> [EXERCISE AIM] Retype each record below word for word. Leave the pictures out.

[Begin]

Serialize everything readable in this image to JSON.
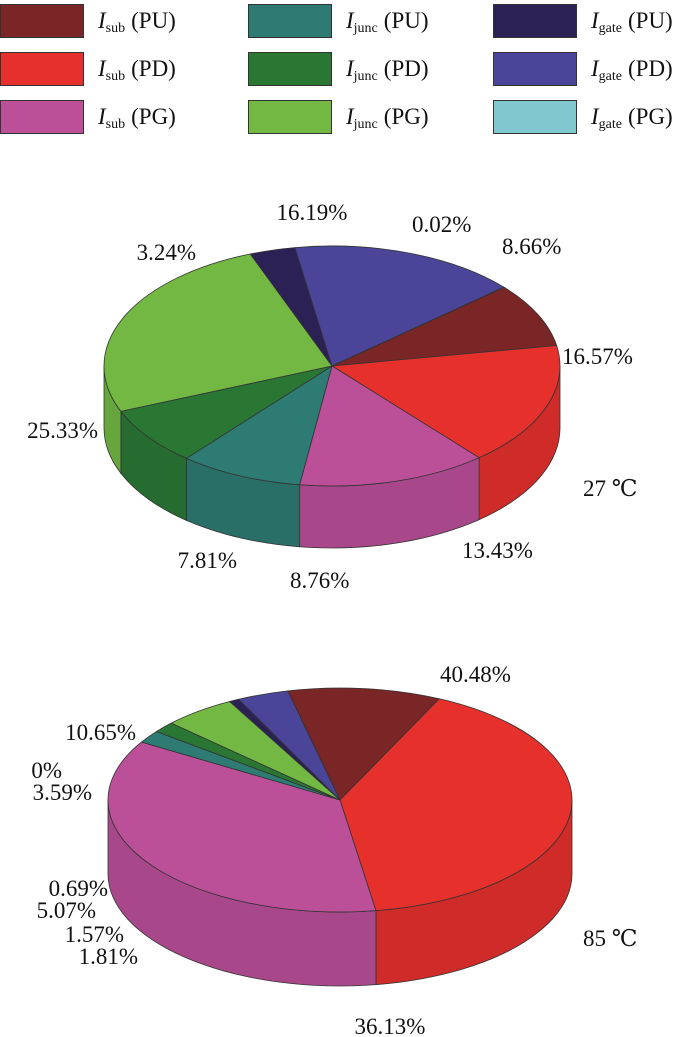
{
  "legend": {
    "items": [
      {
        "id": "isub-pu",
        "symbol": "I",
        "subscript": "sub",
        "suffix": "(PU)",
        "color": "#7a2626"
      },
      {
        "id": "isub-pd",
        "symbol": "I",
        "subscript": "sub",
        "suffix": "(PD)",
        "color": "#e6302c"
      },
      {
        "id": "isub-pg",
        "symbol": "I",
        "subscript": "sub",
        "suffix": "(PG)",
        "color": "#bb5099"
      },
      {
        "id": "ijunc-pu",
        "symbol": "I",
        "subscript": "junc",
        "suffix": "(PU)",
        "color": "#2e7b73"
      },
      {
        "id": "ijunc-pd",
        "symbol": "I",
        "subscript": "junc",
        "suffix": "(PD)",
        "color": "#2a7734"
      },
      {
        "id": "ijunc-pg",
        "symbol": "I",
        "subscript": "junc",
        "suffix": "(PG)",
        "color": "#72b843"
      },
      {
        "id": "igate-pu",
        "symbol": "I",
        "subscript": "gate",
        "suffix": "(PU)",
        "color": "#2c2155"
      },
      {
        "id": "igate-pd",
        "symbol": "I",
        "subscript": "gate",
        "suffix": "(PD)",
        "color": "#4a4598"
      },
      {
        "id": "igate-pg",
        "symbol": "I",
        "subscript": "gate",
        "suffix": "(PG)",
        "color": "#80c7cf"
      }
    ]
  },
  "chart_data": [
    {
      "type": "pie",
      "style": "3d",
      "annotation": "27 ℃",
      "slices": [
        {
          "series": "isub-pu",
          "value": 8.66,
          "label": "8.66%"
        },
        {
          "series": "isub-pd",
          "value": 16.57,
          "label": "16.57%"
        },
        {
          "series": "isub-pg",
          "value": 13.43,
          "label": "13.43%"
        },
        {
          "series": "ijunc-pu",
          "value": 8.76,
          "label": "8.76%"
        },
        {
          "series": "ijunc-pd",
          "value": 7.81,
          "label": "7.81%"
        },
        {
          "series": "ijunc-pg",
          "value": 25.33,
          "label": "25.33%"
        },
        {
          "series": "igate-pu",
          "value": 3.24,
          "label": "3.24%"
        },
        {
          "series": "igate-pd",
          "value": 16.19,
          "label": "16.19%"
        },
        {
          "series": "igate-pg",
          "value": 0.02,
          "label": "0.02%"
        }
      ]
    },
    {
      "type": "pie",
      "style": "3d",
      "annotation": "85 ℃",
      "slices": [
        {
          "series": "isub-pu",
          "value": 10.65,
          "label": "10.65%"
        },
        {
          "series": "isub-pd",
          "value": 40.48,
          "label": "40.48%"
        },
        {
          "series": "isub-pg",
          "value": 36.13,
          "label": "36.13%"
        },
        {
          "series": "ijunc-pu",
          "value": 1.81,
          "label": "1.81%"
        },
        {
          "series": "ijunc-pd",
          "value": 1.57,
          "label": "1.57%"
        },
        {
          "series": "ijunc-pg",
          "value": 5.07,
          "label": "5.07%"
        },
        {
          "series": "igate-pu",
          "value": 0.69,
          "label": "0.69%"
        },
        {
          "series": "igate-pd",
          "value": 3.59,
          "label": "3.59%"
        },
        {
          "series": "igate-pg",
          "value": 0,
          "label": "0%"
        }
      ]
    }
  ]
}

[End]

> [OUTPUT OF THE EXERCISE]
Serialize everything readable in this image to JSON.
{
  "legend": {
    "items": [
      {
        "id": "isub-pu",
        "symbol": "I",
        "subscript": "sub",
        "suffix": "(PU)",
        "color": "#7a2626"
      },
      {
        "id": "isub-pd",
        "symbol": "I",
        "subscript": "sub",
        "suffix": "(PD)",
        "color": "#e6302c"
      },
      {
        "id": "isub-pg",
        "symbol": "I",
        "subscript": "sub",
        "suffix": "(PG)",
        "color": "#bb5099"
      },
      {
        "id": "ijunc-pu",
        "symbol": "I",
        "subscript": "junc",
        "suffix": "(PU)",
        "color": "#2e7b73"
      },
      {
        "id": "ijunc-pd",
        "symbol": "I",
        "subscript": "junc",
        "suffix": "(PD)",
        "color": "#2a7734"
      },
      {
        "id": "ijunc-pg",
        "symbol": "I",
        "subscript": "junc",
        "suffix": "(PG)",
        "color": "#72b843"
      },
      {
        "id": "igate-pu",
        "symbol": "I",
        "subscript": "gate",
        "suffix": "(PU)",
        "color": "#2c2155"
      },
      {
        "id": "igate-pd",
        "symbol": "I",
        "subscript": "gate",
        "suffix": "(PD)",
        "color": "#4a4598"
      },
      {
        "id": "igate-pg",
        "symbol": "I",
        "subscript": "gate",
        "suffix": "(PG)",
        "color": "#80c7cf"
      }
    ]
  },
  "chart_data": [
    {
      "type": "pie",
      "style": "3d",
      "annotation": "27 ℃",
      "slices": [
        {
          "series": "isub-pu",
          "value": 8.66,
          "label": "8.66%"
        },
        {
          "series": "isub-pd",
          "value": 16.57,
          "label": "16.57%"
        },
        {
          "series": "isub-pg",
          "value": 13.43,
          "label": "13.43%"
        },
        {
          "series": "ijunc-pu",
          "value": 8.76,
          "label": "8.76%"
        },
        {
          "series": "ijunc-pd",
          "value": 7.81,
          "label": "7.81%"
        },
        {
          "series": "ijunc-pg",
          "value": 25.33,
          "label": "25.33%"
        },
        {
          "series": "igate-pu",
          "value": 3.24,
          "label": "3.24%"
        },
        {
          "series": "igate-pd",
          "value": 16.19,
          "label": "16.19%"
        },
        {
          "series": "igate-pg",
          "value": 0.02,
          "label": "0.02%"
        }
      ]
    },
    {
      "type": "pie",
      "style": "3d",
      "annotation": "85 ℃",
      "slices": [
        {
          "series": "isub-pu",
          "value": 10.65,
          "label": "10.65%"
        },
        {
          "series": "isub-pd",
          "value": 40.48,
          "label": "40.48%"
        },
        {
          "series": "isub-pg",
          "value": 36.13,
          "label": "36.13%"
        },
        {
          "series": "ijunc-pu",
          "value": 1.81,
          "label": "1.81%"
        },
        {
          "series": "ijunc-pd",
          "value": 1.57,
          "label": "1.57%"
        },
        {
          "series": "ijunc-pg",
          "value": 5.07,
          "label": "5.07%"
        },
        {
          "series": "igate-pu",
          "value": 0.69,
          "label": "0.69%"
        },
        {
          "series": "igate-pd",
          "value": 3.59,
          "label": "3.59%"
        },
        {
          "series": "igate-pg",
          "value": 0,
          "label": "0%"
        }
      ]
    }
  ]
}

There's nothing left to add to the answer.